## [Request]
Copy out all the lines in the records that include the word "handle".
[Start of Recorded data]
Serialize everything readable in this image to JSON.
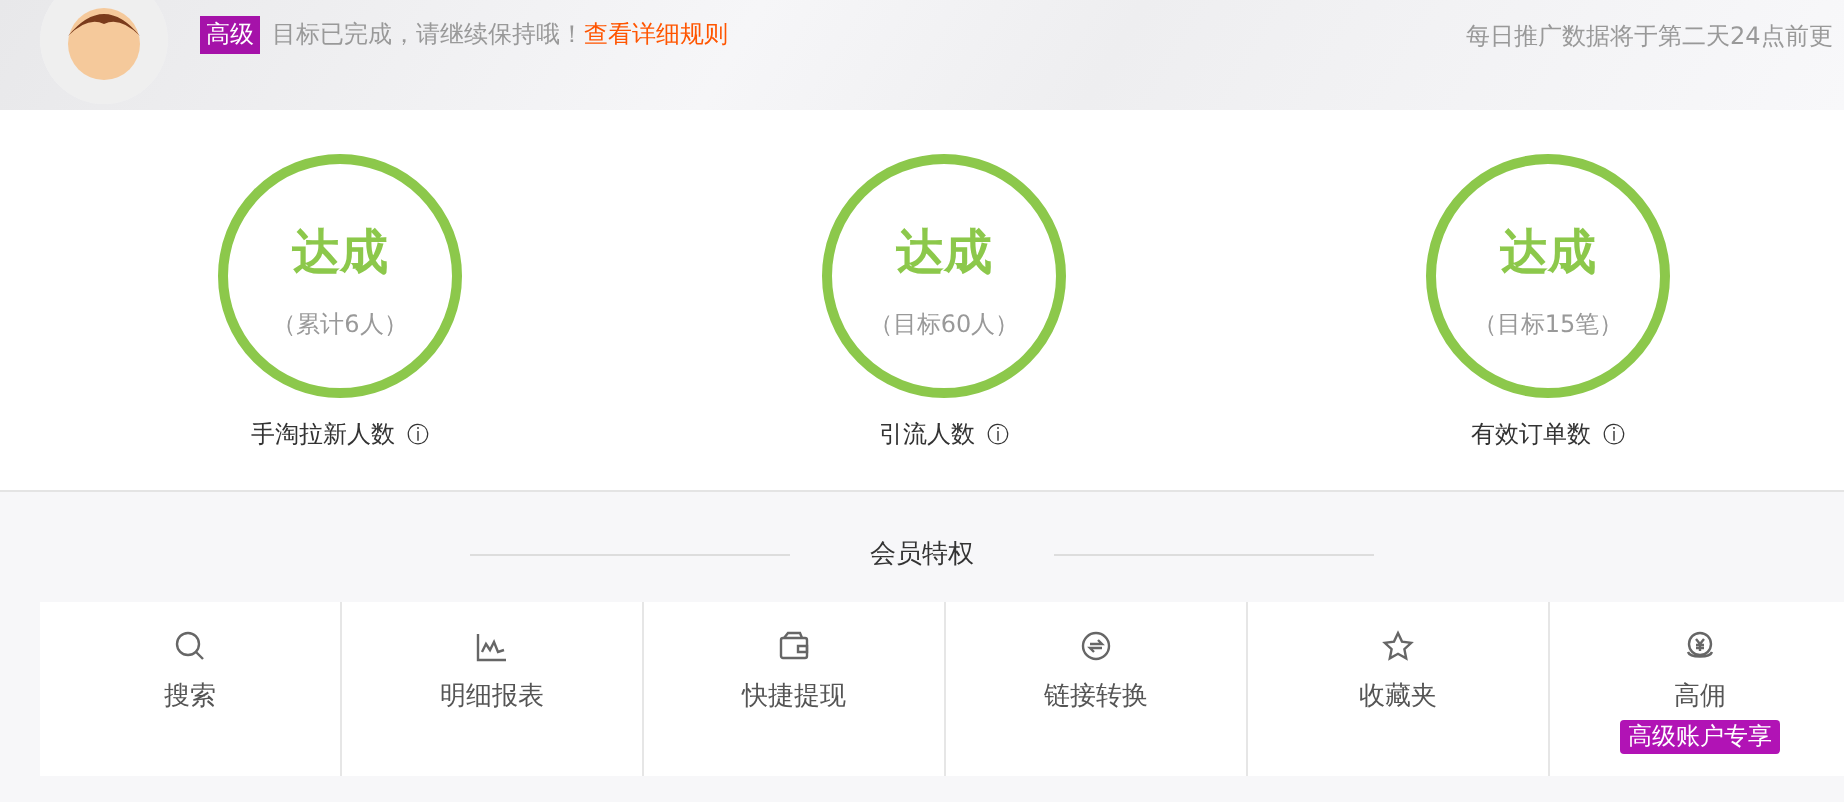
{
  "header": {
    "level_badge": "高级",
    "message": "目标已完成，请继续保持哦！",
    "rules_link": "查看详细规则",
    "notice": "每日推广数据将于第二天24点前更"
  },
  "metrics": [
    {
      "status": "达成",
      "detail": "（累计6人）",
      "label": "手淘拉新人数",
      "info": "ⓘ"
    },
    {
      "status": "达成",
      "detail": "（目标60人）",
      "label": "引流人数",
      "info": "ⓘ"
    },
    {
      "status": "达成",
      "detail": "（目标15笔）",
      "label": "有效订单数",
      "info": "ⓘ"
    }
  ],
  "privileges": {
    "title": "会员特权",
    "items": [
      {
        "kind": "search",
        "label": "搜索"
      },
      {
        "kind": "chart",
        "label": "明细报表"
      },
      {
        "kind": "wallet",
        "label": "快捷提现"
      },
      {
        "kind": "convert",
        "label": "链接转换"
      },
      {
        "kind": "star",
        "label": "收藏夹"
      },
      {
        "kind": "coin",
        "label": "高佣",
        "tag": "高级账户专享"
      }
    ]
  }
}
[End of Recorded data]
[Start of Recorded data]
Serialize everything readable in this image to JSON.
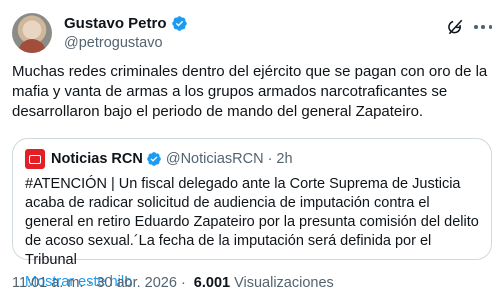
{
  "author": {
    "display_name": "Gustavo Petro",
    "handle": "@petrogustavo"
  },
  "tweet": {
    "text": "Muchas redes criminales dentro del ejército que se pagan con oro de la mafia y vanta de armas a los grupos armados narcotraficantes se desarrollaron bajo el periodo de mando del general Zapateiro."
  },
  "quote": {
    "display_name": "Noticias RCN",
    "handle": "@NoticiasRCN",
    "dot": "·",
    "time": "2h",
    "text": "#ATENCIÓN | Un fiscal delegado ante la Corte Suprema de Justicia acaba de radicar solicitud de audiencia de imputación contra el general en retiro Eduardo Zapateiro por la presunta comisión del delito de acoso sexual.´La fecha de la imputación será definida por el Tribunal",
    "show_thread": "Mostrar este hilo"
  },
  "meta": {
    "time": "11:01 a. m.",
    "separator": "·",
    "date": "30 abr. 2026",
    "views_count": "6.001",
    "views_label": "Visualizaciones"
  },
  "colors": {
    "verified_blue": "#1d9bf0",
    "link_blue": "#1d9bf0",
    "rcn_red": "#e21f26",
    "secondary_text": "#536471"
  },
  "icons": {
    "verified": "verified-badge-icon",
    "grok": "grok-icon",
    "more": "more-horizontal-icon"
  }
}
[End of Recorded data]
## [Output below]
    "handle": "@petrogustavo"
    "handle": "@NoticiasRCN",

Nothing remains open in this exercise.